___ Data supplied

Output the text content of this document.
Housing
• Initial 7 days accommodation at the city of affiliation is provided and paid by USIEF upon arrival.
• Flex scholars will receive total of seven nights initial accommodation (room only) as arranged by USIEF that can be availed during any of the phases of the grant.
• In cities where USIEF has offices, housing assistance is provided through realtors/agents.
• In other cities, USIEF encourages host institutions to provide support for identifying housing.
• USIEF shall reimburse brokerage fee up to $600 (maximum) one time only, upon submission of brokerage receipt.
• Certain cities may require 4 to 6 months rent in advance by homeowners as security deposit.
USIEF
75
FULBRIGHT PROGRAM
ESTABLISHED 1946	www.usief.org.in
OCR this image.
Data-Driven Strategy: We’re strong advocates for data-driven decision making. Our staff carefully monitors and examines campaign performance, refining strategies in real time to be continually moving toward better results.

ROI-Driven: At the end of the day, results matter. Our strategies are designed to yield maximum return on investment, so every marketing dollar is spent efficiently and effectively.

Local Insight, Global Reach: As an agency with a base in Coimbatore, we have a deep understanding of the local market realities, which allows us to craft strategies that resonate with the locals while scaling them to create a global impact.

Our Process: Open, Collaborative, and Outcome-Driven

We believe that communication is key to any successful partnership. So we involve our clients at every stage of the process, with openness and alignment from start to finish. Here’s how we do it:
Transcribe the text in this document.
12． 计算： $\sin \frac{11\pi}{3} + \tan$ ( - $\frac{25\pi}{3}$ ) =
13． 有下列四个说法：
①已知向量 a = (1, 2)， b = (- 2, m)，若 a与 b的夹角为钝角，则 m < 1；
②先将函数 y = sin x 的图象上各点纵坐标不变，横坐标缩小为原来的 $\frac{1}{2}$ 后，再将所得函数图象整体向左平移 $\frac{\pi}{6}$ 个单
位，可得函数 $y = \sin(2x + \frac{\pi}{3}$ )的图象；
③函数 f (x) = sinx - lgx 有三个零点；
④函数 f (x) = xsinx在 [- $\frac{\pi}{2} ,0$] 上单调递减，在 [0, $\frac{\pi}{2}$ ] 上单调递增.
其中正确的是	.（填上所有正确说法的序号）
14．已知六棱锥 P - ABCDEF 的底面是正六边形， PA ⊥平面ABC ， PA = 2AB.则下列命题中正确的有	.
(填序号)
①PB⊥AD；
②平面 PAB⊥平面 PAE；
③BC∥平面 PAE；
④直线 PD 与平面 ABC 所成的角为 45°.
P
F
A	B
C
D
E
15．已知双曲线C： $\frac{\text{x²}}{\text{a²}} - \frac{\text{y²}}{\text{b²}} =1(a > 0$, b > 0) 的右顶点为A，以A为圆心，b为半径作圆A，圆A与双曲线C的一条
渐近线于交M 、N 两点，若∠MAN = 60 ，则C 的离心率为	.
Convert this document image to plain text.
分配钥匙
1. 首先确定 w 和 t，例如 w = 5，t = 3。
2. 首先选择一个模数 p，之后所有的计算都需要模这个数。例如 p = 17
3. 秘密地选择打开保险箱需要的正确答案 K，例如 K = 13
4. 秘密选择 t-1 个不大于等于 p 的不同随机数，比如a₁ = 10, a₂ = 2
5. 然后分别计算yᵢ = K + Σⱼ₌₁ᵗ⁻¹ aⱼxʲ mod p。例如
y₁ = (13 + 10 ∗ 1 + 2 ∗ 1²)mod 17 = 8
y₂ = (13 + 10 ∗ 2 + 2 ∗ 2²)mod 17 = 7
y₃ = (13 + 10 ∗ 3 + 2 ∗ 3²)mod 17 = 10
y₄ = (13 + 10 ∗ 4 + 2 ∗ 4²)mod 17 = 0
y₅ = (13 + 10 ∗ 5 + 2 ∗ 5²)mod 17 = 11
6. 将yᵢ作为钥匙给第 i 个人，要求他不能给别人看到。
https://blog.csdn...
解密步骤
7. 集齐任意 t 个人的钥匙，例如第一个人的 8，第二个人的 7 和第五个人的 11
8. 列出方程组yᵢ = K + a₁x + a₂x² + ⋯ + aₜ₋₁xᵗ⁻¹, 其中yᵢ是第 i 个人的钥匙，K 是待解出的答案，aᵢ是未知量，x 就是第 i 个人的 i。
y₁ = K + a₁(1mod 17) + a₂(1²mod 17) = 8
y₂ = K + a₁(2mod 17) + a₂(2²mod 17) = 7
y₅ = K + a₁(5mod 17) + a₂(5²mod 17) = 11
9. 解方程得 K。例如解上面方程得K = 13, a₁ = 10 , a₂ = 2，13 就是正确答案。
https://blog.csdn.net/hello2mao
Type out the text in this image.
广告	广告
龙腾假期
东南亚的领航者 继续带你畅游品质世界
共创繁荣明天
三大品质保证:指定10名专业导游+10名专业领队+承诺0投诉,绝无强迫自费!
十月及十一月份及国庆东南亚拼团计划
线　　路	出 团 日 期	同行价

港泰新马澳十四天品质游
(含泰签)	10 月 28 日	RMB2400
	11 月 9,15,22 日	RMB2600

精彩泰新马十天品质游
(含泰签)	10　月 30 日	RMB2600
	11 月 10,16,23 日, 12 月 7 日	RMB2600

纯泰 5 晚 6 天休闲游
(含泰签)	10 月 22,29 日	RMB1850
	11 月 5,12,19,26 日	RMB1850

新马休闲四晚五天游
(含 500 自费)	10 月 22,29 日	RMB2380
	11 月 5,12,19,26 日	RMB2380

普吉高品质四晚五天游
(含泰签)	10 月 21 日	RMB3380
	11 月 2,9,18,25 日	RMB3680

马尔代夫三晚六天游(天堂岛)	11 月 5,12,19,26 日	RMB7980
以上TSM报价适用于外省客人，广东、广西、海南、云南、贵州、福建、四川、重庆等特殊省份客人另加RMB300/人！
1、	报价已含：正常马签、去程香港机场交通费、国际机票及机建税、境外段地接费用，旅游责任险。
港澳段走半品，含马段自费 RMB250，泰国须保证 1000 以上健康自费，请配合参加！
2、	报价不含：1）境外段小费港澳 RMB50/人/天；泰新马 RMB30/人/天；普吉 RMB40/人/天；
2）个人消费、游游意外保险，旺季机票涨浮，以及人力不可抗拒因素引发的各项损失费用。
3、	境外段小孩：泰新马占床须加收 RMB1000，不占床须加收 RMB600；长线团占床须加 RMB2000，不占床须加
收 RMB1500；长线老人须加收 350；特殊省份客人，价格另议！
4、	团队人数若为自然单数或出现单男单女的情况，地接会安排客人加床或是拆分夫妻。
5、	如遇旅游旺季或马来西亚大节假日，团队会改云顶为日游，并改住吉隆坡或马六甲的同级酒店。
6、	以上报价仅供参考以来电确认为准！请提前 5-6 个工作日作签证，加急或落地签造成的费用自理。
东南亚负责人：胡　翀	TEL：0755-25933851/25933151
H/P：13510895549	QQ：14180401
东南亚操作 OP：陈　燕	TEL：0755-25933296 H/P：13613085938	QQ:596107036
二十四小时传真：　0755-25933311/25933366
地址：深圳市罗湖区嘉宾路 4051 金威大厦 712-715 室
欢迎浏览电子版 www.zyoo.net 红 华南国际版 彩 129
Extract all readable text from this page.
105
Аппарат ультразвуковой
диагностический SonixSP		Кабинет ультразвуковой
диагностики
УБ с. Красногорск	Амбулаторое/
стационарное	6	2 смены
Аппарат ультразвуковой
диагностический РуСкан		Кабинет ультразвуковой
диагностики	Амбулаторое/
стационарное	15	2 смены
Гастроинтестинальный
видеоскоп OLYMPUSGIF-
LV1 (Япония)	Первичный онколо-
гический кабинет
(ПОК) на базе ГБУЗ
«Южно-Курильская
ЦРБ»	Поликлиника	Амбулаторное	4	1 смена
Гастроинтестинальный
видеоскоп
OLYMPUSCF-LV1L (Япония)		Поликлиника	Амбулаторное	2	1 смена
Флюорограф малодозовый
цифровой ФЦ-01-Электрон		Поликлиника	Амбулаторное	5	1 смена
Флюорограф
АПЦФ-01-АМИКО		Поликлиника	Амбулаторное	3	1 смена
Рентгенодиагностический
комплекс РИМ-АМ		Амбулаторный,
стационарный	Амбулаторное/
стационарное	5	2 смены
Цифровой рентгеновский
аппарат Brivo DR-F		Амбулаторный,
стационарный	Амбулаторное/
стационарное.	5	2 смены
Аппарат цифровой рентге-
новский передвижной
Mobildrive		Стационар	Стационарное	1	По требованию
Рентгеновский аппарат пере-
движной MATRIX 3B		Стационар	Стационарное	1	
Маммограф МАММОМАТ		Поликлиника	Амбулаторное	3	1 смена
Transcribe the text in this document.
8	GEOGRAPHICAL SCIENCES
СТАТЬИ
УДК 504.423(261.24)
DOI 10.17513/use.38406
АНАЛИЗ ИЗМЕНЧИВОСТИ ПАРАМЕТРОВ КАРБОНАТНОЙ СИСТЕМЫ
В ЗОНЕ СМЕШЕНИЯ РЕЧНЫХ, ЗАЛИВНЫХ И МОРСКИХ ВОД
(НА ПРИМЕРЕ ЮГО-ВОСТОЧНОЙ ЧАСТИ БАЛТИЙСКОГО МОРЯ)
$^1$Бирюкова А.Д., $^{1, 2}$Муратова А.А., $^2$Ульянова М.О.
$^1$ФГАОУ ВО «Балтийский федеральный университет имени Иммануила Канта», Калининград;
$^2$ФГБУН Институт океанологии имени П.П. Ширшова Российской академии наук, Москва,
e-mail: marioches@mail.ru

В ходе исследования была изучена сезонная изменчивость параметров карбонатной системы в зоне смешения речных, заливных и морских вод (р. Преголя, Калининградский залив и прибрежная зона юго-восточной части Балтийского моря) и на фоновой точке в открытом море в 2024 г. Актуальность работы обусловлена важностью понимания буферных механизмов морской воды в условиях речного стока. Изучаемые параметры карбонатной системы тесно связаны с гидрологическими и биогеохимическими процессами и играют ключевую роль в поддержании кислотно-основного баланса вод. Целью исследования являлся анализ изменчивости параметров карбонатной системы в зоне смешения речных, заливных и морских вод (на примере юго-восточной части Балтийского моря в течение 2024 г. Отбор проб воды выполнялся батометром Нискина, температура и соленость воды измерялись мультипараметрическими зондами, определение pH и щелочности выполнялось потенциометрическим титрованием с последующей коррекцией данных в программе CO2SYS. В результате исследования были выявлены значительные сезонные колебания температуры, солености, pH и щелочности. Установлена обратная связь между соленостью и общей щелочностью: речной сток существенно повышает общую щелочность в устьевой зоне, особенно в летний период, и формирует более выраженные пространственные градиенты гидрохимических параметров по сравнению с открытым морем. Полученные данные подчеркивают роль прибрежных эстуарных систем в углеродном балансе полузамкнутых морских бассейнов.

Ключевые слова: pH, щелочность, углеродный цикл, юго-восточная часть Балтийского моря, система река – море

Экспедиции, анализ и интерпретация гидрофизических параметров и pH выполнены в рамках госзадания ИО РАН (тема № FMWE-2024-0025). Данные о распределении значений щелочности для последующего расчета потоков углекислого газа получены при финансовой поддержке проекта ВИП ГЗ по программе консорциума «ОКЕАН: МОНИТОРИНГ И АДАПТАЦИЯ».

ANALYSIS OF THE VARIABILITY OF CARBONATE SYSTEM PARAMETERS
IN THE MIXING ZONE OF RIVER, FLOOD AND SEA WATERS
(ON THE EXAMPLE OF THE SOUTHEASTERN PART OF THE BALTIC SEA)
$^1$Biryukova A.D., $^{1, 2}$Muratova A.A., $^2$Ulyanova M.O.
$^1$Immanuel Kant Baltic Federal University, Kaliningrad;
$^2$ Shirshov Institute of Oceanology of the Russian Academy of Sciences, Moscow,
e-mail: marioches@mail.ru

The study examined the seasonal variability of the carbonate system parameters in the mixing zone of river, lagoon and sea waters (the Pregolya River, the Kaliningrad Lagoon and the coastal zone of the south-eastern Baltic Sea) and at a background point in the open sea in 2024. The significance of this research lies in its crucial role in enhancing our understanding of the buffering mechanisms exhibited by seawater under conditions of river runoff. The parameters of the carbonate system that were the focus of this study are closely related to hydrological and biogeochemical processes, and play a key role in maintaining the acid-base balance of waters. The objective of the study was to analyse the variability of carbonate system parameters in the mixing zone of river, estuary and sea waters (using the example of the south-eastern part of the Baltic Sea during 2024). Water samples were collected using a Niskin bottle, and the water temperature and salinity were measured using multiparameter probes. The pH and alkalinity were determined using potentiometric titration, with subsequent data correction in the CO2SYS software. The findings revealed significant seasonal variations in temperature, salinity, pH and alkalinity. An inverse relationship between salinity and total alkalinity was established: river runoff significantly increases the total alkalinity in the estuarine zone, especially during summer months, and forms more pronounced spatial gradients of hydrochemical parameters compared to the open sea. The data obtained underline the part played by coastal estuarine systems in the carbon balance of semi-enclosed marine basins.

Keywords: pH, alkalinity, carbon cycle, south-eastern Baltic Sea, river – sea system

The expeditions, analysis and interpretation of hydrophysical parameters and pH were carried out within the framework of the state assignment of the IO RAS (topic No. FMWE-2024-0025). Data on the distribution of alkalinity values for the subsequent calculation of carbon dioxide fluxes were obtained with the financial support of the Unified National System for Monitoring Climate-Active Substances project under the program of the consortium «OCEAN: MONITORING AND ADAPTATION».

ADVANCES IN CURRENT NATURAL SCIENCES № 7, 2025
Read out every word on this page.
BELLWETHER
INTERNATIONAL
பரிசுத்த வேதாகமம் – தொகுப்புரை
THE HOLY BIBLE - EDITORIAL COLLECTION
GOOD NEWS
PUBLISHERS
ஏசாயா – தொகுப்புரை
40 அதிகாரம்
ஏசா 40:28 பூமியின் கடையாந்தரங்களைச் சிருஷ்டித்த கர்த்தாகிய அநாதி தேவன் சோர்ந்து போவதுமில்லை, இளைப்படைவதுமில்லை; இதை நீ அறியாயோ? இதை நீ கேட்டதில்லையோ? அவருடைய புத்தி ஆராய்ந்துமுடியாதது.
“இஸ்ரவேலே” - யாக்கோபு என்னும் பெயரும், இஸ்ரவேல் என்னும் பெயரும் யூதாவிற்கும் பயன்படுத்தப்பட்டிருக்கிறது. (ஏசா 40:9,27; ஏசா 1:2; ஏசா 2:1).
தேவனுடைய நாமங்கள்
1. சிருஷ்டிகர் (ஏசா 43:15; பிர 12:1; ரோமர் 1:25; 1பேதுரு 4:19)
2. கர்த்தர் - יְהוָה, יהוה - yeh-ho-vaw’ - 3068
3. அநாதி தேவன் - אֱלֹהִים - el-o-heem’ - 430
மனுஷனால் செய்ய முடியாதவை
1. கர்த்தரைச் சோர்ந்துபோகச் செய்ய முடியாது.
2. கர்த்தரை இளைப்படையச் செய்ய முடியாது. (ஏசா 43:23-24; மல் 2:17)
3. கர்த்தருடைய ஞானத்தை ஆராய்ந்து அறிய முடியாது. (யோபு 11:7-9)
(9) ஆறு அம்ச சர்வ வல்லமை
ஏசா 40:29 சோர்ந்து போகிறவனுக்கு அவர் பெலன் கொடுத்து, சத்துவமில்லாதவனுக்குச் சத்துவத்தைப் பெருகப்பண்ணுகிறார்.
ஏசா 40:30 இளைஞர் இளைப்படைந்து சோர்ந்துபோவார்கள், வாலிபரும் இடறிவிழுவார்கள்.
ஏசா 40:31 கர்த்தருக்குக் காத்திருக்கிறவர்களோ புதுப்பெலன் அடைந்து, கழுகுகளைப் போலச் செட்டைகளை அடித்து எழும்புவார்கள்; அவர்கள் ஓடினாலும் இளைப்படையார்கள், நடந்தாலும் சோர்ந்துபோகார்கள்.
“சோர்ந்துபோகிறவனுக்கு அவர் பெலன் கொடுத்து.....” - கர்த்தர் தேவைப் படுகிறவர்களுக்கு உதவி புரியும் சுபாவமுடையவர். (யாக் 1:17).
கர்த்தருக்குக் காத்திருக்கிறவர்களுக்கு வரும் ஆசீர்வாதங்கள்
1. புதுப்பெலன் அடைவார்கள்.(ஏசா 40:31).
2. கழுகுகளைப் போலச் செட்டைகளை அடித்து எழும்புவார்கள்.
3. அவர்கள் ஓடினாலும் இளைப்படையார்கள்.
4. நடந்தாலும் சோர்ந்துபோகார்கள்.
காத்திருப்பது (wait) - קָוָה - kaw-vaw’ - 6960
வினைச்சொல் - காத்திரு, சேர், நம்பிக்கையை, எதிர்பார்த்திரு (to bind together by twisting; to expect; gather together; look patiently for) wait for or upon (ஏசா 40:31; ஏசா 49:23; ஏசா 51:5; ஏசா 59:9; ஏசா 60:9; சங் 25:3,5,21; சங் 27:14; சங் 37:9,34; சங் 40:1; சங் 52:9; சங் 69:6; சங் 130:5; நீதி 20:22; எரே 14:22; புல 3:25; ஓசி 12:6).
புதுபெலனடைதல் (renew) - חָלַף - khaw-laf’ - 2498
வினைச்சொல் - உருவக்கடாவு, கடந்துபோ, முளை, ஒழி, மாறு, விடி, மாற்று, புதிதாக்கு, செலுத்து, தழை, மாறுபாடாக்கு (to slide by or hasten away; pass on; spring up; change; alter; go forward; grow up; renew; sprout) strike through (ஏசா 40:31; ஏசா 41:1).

______

What is required
Find every line containing the word "wait", then give the total and nothing more.

Result below
2